# Source data
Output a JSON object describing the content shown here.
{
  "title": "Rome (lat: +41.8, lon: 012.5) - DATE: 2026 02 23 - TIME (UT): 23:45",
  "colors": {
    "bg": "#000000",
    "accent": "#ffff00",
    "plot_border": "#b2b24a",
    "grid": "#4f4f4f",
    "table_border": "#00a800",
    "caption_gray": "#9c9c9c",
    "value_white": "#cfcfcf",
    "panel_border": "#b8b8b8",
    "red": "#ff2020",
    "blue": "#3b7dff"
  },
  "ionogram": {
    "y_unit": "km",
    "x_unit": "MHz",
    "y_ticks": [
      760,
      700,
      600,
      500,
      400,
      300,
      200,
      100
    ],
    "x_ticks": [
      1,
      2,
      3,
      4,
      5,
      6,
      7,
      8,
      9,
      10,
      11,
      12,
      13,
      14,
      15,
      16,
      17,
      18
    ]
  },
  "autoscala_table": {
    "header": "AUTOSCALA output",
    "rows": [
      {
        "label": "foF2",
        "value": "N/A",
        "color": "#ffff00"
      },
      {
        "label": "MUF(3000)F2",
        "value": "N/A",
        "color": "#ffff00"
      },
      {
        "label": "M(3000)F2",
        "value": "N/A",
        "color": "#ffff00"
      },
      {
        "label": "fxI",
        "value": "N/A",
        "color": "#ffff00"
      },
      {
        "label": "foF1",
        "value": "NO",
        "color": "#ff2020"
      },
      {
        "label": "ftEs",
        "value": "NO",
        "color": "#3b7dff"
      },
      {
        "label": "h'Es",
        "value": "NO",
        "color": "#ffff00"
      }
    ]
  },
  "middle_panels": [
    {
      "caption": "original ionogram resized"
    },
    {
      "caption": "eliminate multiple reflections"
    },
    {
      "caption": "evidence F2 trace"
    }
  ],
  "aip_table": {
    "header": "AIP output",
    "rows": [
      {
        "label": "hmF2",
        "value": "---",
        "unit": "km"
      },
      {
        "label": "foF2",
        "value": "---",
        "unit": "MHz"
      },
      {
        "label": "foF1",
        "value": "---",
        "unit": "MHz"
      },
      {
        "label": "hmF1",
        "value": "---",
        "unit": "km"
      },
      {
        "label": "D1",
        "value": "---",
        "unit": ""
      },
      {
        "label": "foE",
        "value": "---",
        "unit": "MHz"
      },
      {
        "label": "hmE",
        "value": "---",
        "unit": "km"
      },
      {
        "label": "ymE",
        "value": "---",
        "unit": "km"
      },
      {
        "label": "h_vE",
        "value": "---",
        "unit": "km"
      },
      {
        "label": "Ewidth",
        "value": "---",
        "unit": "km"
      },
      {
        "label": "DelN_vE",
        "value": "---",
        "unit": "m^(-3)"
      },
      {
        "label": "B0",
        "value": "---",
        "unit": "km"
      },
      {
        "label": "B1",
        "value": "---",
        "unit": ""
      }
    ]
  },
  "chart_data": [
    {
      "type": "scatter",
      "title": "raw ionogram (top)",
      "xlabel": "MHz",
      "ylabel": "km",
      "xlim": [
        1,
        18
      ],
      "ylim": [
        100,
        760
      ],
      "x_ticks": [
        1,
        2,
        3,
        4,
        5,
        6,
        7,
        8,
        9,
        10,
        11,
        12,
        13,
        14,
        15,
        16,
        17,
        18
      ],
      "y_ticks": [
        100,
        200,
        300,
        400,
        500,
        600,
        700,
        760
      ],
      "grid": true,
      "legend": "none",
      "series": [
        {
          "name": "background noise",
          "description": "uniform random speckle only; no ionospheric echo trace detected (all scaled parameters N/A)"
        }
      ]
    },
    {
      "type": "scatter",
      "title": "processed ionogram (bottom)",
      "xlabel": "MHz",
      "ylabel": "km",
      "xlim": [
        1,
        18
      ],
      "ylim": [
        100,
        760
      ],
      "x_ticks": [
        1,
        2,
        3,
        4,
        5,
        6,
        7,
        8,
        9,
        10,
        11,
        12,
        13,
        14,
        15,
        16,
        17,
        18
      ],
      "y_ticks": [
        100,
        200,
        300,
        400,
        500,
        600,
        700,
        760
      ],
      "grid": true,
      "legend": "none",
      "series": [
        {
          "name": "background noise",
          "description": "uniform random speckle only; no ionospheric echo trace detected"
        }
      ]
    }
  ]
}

# AIM OF THE EXERCISE
Above are some records. Print them all exactly.

# EXPECTED ANSWER
Output a JSON object describing the content shown here.
{
  "title": "Rome (lat: +41.8, lon: 012.5) - DATE: 2026 02 23 - TIME (UT): 23:45",
  "colors": {
    "bg": "#000000",
    "accent": "#ffff00",
    "plot_border": "#b2b24a",
    "grid": "#4f4f4f",
    "table_border": "#00a800",
    "caption_gray": "#9c9c9c",
    "value_white": "#cfcfcf",
    "panel_border": "#b8b8b8",
    "red": "#ff2020",
    "blue": "#3b7dff"
  },
  "ionogram": {
    "y_unit": "km",
    "x_unit": "MHz",
    "y_ticks": [
      760,
      700,
      600,
      500,
      400,
      300,
      200,
      100
    ],
    "x_ticks": [
      1,
      2,
      3,
      4,
      5,
      6,
      7,
      8,
      9,
      10,
      11,
      12,
      13,
      14,
      15,
      16,
      17,
      18
    ]
  },
  "autoscala_table": {
    "header": "AUTOSCALA output",
    "rows": [
      {
        "label": "foF2",
        "value": "N/A",
        "color": "#ffff00"
      },
      {
        "label": "MUF(3000)F2",
        "value": "N/A",
        "color": "#ffff00"
      },
      {
        "label": "M(3000)F2",
        "value": "N/A",
        "color": "#ffff00"
      },
      {
        "label": "fxI",
        "value": "N/A",
        "color": "#ffff00"
      },
      {
        "label": "foF1",
        "value": "NO",
        "color": "#ff2020"
      },
      {
        "label": "ftEs",
        "value": "NO",
        "color": "#3b7dff"
      },
      {
        "label": "h'Es",
        "value": "NO",
        "color": "#ffff00"
      }
    ]
  },
  "middle_panels": [
    {
      "caption": "original ionogram resized"
    },
    {
      "caption": "eliminate multiple reflections"
    },
    {
      "caption": "evidence F2 trace"
    }
  ],
  "aip_table": {
    "header": "AIP output",
    "rows": [
      {
        "label": "hmF2",
        "value": "---",
        "unit": "km"
      },
      {
        "label": "foF2",
        "value": "---",
        "unit": "MHz"
      },
      {
        "label": "foF1",
        "value": "---",
        "unit": "MHz"
      },
      {
        "label": "hmF1",
        "value": "---",
        "unit": "km"
      },
      {
        "label": "D1",
        "value": "---",
        "unit": ""
      },
      {
        "label": "foE",
        "value": "---",
        "unit": "MHz"
      },
      {
        "label": "hmE",
        "value": "---",
        "unit": "km"
      },
      {
        "label": "ymE",
        "value": "---",
        "unit": "km"
      },
      {
        "label": "h_vE",
        "value": "---",
        "unit": "km"
      },
      {
        "label": "Ewidth",
        "value": "---",
        "unit": "km"
      },
      {
        "label": "DelN_vE",
        "value": "---",
        "unit": "m^(-3)"
      },
      {
        "label": "B0",
        "value": "---",
        "unit": "km"
      },
      {
        "label": "B1",
        "value": "---",
        "unit": ""
      }
    ]
  },
  "chart_data": [
    {
      "type": "scatter",
      "title": "raw ionogram (top)",
      "xlabel": "MHz",
      "ylabel": "km",
      "xlim": [
        1,
        18
      ],
      "ylim": [
        100,
        760
      ],
      "x_ticks": [
        1,
        2,
        3,
        4,
        5,
        6,
        7,
        8,
        9,
        10,
        11,
        12,
        13,
        14,
        15,
        16,
        17,
        18
      ],
      "y_ticks": [
        100,
        200,
        300,
        400,
        500,
        600,
        700,
        760
      ],
      "grid": true,
      "legend": "none",
      "series": [
        {
          "name": "background noise",
          "description": "uniform random speckle only; no ionospheric echo trace detected (all scaled parameters N/A)"
        }
      ]
    },
    {
      "type": "scatter",
      "title": "processed ionogram (bottom)",
      "xlabel": "MHz",
      "ylabel": "km",
      "xlim": [
        1,
        18
      ],
      "ylim": [
        100,
        760
      ],
      "x_ticks": [
        1,
        2,
        3,
        4,
        5,
        6,
        7,
        8,
        9,
        10,
        11,
        12,
        13,
        14,
        15,
        16,
        17,
        18
      ],
      "y_ticks": [
        100,
        200,
        300,
        400,
        500,
        600,
        700,
        760
      ],
      "grid": true,
      "legend": "none",
      "series": [
        {
          "name": "background noise",
          "description": "uniform random speckle only; no ionospheric echo trace detected"
        }
      ]
    }
  ]
}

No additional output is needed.